* _WHAT IS BEING ASKED_
Pull out every line from the listing that has the word "zafiro".
──────
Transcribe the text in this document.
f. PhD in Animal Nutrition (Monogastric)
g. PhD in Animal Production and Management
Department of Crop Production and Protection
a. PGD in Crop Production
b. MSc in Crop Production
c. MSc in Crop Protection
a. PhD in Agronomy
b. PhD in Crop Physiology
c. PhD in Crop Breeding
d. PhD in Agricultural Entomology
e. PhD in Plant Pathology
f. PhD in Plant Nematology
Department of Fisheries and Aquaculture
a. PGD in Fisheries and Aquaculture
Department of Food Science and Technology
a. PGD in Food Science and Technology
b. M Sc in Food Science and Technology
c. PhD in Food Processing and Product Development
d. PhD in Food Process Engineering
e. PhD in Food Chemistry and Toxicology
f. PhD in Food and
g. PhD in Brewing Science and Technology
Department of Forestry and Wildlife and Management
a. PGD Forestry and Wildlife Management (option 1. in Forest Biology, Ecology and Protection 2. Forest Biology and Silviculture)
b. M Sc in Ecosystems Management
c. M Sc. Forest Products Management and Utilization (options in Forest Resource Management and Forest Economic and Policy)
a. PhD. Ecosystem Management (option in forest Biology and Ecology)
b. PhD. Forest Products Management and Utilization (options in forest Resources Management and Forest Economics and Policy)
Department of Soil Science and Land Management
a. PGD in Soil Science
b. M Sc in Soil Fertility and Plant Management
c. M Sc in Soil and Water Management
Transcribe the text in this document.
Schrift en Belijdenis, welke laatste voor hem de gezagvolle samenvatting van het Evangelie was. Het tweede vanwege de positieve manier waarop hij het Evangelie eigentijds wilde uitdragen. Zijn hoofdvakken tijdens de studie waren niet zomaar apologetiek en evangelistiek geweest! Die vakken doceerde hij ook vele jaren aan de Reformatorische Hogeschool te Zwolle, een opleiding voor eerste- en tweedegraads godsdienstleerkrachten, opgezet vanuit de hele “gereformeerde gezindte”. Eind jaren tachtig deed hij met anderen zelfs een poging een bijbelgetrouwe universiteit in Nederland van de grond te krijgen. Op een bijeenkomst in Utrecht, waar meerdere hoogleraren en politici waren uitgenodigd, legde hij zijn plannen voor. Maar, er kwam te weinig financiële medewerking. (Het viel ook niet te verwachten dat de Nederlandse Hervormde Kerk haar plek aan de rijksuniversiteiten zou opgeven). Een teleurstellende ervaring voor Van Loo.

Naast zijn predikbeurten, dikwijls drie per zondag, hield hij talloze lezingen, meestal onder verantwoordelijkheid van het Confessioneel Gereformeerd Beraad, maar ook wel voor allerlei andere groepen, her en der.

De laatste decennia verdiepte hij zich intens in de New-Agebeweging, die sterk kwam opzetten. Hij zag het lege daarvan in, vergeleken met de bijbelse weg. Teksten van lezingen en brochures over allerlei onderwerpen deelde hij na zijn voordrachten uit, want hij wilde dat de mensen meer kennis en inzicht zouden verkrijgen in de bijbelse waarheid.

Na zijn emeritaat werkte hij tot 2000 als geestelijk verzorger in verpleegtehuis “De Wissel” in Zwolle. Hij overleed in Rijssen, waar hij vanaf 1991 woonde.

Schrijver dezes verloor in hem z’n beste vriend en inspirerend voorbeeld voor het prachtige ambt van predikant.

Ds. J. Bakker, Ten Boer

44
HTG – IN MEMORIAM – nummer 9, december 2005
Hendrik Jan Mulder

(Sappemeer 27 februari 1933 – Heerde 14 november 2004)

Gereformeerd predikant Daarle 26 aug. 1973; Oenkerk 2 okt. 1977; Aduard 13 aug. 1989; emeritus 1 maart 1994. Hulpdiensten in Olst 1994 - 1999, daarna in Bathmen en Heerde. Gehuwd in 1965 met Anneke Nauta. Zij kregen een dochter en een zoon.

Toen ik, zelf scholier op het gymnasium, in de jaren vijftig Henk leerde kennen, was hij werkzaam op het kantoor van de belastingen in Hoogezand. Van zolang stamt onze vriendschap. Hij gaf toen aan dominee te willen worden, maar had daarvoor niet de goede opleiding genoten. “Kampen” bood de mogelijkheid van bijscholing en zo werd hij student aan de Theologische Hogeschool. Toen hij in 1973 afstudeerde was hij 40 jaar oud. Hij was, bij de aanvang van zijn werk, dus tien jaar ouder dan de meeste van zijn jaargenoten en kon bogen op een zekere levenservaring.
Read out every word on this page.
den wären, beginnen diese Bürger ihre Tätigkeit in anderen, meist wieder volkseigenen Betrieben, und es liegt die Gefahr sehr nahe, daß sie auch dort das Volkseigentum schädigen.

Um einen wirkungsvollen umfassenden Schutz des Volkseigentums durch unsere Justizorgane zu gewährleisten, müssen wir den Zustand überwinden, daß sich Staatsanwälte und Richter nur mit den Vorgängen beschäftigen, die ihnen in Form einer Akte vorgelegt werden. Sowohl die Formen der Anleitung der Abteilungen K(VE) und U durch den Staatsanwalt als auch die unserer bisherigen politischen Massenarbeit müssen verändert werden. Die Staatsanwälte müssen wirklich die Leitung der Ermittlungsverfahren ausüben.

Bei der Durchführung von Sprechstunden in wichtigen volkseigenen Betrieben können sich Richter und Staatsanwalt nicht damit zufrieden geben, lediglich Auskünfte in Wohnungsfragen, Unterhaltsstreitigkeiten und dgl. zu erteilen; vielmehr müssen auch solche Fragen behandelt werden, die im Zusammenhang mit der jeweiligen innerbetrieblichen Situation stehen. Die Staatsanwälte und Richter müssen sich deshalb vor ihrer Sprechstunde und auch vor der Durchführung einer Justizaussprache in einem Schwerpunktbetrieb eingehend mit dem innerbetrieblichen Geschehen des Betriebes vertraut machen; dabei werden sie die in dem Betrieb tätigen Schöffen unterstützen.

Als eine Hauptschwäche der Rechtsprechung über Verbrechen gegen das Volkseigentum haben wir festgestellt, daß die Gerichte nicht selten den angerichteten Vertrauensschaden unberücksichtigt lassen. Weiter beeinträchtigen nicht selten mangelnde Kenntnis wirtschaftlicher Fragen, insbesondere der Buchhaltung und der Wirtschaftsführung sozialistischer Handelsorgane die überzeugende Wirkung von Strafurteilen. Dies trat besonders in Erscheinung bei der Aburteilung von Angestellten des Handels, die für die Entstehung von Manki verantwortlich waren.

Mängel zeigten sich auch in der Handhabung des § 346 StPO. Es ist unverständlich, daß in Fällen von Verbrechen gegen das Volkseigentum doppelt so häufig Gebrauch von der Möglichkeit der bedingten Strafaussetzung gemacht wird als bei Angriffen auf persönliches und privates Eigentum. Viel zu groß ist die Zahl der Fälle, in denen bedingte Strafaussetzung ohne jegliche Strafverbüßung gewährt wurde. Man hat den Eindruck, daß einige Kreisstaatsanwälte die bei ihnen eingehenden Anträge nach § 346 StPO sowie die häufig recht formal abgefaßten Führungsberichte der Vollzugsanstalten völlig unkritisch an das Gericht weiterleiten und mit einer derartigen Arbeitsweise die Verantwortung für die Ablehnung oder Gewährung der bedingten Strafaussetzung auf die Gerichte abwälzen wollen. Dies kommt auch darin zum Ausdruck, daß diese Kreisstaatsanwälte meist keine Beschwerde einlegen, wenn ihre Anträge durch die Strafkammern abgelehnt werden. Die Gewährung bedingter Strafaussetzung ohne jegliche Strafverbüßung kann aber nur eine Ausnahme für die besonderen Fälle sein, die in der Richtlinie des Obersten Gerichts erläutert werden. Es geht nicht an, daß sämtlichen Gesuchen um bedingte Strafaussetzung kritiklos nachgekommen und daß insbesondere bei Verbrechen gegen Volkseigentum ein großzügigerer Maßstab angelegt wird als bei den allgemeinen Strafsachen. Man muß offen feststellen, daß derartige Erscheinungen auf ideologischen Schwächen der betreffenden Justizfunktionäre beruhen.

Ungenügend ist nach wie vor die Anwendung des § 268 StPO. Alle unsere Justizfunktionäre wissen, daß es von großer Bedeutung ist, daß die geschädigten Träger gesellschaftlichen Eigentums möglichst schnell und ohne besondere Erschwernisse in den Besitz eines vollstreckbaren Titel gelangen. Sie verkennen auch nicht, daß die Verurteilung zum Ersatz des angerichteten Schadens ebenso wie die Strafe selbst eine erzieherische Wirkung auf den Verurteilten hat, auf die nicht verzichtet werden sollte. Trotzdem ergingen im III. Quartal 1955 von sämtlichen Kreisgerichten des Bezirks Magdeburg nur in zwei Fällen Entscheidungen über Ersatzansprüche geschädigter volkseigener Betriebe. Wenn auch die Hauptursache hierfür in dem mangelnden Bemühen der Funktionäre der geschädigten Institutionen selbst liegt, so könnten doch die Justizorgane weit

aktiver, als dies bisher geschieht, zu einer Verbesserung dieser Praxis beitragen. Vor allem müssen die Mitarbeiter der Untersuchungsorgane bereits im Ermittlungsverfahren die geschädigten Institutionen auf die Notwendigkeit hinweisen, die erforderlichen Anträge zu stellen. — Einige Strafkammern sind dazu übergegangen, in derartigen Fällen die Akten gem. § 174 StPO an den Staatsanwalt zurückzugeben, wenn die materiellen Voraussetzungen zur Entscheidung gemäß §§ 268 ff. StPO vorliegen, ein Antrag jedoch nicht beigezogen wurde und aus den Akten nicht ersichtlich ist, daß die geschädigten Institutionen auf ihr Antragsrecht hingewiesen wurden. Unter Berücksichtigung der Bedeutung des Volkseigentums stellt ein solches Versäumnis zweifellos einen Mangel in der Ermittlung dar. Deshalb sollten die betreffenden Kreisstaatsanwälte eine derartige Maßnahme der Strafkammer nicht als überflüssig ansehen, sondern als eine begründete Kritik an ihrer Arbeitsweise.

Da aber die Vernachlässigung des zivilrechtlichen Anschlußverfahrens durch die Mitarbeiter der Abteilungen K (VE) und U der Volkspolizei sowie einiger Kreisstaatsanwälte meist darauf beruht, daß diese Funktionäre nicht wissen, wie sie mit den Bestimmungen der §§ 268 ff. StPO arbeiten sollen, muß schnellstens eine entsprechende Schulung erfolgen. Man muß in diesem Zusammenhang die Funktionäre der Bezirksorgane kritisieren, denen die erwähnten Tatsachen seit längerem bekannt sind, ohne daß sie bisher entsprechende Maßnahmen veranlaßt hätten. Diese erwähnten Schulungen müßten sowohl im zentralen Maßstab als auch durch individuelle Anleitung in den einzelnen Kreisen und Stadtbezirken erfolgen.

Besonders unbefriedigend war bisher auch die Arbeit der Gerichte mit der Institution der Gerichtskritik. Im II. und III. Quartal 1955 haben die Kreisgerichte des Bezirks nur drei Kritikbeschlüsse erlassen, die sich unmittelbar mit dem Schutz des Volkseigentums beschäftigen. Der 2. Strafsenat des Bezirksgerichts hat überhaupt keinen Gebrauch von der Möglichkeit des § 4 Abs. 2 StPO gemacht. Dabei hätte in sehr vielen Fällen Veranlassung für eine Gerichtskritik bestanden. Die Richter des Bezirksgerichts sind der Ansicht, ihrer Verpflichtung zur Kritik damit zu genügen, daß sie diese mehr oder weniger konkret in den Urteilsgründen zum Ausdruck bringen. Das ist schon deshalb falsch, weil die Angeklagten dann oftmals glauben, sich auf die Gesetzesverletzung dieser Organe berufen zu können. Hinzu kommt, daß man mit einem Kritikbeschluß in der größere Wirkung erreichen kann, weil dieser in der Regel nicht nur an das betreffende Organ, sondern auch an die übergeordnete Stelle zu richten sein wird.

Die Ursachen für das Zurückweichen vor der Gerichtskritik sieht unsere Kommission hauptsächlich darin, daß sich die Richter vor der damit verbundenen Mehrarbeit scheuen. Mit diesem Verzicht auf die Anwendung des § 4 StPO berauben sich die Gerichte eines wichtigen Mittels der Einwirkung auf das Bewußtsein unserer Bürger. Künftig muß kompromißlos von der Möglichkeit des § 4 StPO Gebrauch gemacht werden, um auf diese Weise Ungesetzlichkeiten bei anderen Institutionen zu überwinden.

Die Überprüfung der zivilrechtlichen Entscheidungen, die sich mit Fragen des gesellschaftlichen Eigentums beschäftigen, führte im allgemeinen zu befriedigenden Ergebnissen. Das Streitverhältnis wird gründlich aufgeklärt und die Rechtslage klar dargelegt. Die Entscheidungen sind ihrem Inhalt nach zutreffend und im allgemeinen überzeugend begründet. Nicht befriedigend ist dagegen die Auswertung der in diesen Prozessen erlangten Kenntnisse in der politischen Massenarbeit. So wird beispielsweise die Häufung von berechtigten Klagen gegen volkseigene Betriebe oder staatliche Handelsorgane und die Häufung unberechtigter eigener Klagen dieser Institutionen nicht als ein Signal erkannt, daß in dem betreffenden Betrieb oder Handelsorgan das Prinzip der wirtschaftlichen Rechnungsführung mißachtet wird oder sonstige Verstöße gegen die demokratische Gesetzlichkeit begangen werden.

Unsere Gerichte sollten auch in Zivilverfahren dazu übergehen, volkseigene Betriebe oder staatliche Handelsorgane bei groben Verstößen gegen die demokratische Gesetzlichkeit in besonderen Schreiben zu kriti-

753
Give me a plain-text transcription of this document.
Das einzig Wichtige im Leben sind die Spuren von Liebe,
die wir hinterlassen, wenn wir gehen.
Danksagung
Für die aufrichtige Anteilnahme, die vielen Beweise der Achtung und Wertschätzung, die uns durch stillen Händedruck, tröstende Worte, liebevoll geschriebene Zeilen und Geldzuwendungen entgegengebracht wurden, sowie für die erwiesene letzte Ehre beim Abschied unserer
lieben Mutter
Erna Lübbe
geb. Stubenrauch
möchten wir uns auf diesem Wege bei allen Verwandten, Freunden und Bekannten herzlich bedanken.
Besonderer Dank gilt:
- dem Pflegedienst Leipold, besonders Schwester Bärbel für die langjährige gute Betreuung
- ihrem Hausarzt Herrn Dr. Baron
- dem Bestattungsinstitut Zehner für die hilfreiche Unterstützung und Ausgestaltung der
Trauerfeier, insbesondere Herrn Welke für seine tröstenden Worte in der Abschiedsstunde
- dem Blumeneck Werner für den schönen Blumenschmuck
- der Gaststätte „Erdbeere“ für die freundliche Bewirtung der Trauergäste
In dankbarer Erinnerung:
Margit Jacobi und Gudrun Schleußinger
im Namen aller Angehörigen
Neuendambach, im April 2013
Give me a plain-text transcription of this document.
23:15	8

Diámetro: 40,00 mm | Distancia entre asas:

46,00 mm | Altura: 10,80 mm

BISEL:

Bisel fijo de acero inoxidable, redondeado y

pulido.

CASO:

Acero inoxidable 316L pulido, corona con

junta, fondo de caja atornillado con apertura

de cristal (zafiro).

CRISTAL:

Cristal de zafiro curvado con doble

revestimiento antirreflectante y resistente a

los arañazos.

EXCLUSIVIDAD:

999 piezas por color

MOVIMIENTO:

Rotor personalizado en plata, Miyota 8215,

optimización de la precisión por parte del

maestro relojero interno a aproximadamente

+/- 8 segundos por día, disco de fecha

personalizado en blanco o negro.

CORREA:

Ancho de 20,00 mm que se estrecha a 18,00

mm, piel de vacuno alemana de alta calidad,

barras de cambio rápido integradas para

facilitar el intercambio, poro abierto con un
──────
* _OUTPUT_
de cristal (zafiro).
Cristal de zafiro curvado con doble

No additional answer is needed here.